• **STATED GOAL**
Locate the lines of the listing below that hold "data", then copy each of them.

■ ■ ■ ■

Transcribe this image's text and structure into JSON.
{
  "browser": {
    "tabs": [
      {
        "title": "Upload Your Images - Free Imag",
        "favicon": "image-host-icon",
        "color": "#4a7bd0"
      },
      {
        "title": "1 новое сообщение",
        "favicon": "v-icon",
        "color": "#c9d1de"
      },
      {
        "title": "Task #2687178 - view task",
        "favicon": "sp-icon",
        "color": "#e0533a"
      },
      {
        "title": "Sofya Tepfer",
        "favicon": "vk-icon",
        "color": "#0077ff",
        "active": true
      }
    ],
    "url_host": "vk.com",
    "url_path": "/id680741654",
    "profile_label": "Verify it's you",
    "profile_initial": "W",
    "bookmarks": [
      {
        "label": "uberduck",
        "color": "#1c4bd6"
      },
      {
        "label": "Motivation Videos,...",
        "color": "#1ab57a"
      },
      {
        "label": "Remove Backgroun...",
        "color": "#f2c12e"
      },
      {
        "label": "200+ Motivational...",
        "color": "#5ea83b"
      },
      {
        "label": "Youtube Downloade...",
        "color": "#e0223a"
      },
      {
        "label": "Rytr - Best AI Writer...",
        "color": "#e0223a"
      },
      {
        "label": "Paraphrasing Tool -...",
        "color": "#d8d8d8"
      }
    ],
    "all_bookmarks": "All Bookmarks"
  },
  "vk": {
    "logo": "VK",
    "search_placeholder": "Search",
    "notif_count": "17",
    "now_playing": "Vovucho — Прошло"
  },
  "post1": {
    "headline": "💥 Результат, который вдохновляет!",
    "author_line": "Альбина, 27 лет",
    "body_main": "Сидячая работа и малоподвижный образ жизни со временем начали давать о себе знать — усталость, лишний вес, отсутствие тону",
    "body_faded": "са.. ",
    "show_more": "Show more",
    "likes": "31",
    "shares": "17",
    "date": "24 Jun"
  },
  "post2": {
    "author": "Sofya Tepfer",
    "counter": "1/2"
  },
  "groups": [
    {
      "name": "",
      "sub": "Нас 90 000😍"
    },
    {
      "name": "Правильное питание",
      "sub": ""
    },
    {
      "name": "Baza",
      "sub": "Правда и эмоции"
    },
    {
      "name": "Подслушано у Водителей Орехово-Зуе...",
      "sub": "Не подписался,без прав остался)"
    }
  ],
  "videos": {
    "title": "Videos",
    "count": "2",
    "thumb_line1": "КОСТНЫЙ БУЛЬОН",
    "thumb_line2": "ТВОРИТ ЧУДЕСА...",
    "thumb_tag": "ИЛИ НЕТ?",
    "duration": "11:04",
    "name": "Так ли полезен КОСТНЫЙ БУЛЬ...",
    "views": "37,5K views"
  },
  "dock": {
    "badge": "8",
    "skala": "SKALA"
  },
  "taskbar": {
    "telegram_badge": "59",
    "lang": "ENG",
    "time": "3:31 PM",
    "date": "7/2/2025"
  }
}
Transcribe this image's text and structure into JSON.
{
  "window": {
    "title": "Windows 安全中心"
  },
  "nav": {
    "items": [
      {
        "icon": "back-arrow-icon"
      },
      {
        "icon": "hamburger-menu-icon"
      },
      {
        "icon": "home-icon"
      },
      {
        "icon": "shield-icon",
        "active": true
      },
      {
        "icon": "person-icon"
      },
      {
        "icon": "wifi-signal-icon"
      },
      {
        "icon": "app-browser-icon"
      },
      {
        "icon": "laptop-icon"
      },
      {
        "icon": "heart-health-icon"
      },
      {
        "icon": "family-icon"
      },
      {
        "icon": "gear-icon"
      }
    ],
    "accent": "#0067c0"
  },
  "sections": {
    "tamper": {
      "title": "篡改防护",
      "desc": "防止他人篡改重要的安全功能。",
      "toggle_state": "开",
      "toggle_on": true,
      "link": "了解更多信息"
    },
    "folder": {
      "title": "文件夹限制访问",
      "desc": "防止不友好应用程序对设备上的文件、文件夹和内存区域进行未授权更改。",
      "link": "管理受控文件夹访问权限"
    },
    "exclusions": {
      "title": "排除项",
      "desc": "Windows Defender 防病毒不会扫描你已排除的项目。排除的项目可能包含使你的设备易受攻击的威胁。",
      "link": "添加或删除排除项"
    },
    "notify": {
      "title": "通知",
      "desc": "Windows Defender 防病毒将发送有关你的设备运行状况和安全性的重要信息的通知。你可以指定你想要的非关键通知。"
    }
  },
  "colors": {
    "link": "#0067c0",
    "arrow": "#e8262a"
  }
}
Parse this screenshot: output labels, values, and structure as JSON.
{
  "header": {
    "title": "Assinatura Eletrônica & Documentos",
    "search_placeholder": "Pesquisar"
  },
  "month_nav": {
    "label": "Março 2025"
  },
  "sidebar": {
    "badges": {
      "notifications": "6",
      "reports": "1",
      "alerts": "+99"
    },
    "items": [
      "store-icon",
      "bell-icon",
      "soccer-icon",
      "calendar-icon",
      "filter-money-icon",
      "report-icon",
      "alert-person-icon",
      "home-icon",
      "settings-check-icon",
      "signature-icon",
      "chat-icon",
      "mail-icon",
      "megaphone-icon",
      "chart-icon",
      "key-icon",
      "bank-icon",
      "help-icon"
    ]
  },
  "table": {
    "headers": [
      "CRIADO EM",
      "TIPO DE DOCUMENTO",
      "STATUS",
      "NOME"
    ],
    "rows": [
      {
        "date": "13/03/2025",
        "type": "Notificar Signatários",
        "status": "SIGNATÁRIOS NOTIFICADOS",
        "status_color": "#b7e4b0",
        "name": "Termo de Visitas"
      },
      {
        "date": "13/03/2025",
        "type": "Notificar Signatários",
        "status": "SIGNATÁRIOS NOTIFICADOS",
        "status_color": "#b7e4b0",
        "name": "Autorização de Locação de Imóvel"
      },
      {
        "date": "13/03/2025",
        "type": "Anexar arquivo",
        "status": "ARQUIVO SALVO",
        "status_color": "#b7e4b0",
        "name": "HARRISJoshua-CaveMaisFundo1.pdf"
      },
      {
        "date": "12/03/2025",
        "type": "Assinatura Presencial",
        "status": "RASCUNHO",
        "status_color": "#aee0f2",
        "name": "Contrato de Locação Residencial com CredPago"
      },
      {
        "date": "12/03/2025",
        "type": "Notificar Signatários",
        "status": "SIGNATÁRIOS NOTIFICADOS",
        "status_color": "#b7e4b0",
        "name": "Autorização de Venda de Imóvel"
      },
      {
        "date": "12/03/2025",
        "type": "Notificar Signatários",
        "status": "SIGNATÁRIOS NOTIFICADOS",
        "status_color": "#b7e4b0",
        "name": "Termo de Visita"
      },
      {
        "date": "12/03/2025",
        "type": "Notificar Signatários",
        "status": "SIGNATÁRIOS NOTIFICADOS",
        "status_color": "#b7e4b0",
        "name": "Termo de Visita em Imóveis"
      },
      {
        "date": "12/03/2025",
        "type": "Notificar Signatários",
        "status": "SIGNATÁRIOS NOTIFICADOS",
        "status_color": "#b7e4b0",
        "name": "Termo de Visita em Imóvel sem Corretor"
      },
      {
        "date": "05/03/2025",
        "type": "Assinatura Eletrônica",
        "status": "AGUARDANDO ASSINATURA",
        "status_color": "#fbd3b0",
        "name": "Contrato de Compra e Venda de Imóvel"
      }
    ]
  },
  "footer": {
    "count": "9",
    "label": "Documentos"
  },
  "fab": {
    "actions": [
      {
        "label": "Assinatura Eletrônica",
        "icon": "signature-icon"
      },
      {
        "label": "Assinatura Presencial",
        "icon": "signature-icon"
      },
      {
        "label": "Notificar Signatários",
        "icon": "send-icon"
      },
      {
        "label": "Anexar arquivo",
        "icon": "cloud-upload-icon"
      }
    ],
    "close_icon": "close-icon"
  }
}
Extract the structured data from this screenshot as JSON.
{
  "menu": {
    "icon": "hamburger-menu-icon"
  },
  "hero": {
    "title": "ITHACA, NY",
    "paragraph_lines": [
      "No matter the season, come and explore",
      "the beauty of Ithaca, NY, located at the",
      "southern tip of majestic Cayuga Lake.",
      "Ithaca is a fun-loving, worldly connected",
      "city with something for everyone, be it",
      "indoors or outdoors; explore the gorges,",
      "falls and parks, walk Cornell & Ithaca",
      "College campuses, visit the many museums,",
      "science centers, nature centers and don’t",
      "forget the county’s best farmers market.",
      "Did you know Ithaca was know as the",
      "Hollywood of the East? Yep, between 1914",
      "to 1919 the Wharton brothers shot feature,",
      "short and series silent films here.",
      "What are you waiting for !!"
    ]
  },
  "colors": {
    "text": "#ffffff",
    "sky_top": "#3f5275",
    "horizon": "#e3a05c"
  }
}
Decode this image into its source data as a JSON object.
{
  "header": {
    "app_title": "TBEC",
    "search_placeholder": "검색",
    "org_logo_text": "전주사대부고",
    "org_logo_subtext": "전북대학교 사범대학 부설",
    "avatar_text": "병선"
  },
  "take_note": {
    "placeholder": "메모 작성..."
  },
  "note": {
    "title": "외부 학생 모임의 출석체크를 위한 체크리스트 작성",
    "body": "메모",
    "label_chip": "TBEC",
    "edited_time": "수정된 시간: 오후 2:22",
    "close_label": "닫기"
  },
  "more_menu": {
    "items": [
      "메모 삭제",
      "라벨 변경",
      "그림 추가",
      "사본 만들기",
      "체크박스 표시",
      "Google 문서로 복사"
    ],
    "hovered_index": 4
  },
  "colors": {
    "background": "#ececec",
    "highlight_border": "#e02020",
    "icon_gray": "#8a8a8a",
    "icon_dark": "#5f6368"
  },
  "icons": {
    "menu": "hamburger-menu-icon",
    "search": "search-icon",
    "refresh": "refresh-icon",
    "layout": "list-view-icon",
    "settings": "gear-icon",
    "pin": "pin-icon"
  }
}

■ ■ ■ ■

• **EXPECTED ANSWER**
Extract the structured data from this screenshot as JSON.
Decode this image into its source data as a JSON object.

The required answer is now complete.